_Exercise details_
Copy every one of the rows below word for word, keeping each character and line unchanged.

_Material provided_
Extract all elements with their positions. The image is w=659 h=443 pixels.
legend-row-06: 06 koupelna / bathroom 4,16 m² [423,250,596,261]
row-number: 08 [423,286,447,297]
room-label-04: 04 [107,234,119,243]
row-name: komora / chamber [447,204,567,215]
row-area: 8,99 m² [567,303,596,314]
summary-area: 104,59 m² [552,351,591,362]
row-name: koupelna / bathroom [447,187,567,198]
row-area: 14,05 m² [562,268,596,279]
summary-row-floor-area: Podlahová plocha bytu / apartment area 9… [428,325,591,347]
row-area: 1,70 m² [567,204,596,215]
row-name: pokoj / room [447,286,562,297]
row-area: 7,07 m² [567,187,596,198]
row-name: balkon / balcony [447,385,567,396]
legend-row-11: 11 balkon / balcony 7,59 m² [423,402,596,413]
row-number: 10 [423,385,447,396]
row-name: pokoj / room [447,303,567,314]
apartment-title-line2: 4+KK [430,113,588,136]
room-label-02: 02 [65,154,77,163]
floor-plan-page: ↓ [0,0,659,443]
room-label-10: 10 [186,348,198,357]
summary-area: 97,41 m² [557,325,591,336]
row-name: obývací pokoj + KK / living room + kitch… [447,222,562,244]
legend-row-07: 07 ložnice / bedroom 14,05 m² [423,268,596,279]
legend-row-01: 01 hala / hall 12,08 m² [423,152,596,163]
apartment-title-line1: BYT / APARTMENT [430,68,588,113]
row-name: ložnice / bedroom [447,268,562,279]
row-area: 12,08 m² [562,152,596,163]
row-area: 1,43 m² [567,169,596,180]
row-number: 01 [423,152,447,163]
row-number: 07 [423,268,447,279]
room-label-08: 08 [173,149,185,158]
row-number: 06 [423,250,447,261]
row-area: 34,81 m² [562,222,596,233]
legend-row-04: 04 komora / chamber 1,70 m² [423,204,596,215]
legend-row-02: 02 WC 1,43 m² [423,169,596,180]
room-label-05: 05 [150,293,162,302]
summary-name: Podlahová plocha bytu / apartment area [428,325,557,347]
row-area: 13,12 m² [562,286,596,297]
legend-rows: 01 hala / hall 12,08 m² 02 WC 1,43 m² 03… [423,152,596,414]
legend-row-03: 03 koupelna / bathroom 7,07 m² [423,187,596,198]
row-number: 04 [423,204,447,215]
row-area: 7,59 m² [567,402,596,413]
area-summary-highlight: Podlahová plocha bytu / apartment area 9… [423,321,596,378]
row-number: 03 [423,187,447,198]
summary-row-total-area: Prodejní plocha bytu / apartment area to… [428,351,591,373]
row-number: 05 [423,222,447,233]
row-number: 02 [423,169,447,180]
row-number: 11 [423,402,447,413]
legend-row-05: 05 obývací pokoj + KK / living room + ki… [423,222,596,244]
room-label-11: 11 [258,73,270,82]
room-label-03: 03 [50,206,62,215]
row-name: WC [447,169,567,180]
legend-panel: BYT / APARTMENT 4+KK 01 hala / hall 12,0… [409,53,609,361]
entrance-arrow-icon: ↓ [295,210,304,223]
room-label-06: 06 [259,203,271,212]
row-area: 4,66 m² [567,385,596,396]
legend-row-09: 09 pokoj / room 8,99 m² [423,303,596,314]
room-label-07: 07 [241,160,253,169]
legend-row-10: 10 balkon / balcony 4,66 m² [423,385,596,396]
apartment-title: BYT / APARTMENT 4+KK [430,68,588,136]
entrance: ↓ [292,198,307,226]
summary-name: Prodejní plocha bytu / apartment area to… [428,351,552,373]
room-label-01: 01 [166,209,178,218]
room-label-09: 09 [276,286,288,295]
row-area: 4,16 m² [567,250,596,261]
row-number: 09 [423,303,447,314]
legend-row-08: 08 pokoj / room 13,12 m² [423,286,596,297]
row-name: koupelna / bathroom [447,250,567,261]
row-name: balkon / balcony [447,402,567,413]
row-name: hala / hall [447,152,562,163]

_Result of this exercise_
Extract all elements with their positions. The image is w=659 h=443 pixels.
legend-row-06: 06 koupelna / bathroom 4,16 m² [423,250,596,261]
row-number: 08 [423,286,447,297]
room-label-04: 04 [107,234,119,243]
row-name: komora / chamber [447,204,567,215]
row-area: 8,99 m² [567,303,596,314]
summary-area: 104,59 m² [552,351,591,362]
row-name: koupelna / bathroom [447,187,567,198]
row-area: 14,05 m² [562,268,596,279]
summary-row-floor-area: Podlahová plocha bytu / apartment area 9… [428,325,591,347]
row-area: 1,70 m² [567,204,596,215]
row-name: pokoj / room [447,286,562,297]
row-area: 7,07 m² [567,187,596,198]
row-name: balkon / balcony [447,385,567,396]
legend-row-11: 11 balkon / balcony 7,59 m² [423,402,596,413]
row-number: 10 [423,385,447,396]
row-name: pokoj / room [447,303,567,314]
apartment-title-line2: 4+KK [430,113,588,136]
room-label-02: 02 [65,154,77,163]
floor-plan-page: ↓ [0,0,659,443]
room-label-10: 10 [186,348,198,357]
summary-area: 97,41 m² [557,325,591,336]
row-name: obývací pokoj + KK / living room + kitch… [447,222,562,244]
legend-row-07: 07 ložnice / bedroom 14,05 m² [423,268,596,279]
legend-row-01: 01 hala / hall 12,08 m² [423,152,596,163]
apartment-title-line1: BYT / APARTMENT [430,68,588,113]
row-name: ložnice / bedroom [447,268,562,279]
row-area: 12,08 m² [562,152,596,163]
row-area: 1,43 m² [567,169,596,180]
row-number: 01 [423,152,447,163]
row-number: 07 [423,268,447,279]
room-label-08: 08 [173,149,185,158]
row-number: 06 [423,250,447,261]
row-area: 34,81 m² [562,222,596,233]
legend-row-04: 04 komora / chamber 1,70 m² [423,204,596,215]
legend-row-02: 02 WC 1,43 m² [423,169,596,180]
room-label-05: 05 [150,293,162,302]
summary-name: Podlahová plocha bytu / apartment area [428,325,557,347]
row-area: 13,12 m² [562,286,596,297]
legend-rows: 01 hala / hall 12,08 m² 02 WC 1,43 m² 03… [423,152,596,414]
legend-row-03: 03 koupelna / bathroom 7,07 m² [423,187,596,198]
row-number: 04 [423,204,447,215]
row-area: 7,59 m² [567,402,596,413]
area-summary-highlight: Podlahová plocha bytu / apartment area 9… [423,321,596,378]
row-number: 03 [423,187,447,198]
summary-row-total-area: Prodejní plocha bytu / apartment area to… [428,351,591,373]
row-number: 05 [423,222,447,233]
row-number: 02 [423,169,447,180]
row-number: 11 [423,402,447,413]
legend-row-05: 05 obývací pokoj + KK / living room + ki… [423,222,596,244]
room-label-11: 11 [258,73,270,82]
room-label-03: 03 [50,206,62,215]
row-name: WC [447,169,567,180]
legend-panel: BYT / APARTMENT 4+KK 01 hala / hall 12,0… [409,53,609,361]
entrance-arrow-icon: ↓ [295,210,304,223]
room-label-06: 06 [259,203,271,212]
row-area: 4,66 m² [567,385,596,396]
legend-row-09: 09 pokoj / room 8,99 m² [423,303,596,314]
room-label-07: 07 [241,160,253,169]
legend-row-10: 10 balkon / balcony 4,66 m² [423,385,596,396]
apartment-title: BYT / APARTMENT 4+KK [430,68,588,136]
entrance: ↓ [292,198,307,226]
summary-name: Prodejní plocha bytu / apartment area to… [428,351,552,373]
room-label-01: 01 [166,209,178,218]
room-label-09: 09 [276,286,288,295]
row-area: 4,16 m² [567,250,596,261]
row-number: 09 [423,303,447,314]
legend-row-08: 08 pokoj / room 13,12 m² [423,286,596,297]
row-name: koupelna / bathroom [447,250,567,261]
row-name: balkon / balcony [447,402,567,413]
row-name: hala / hall [447,152,562,163]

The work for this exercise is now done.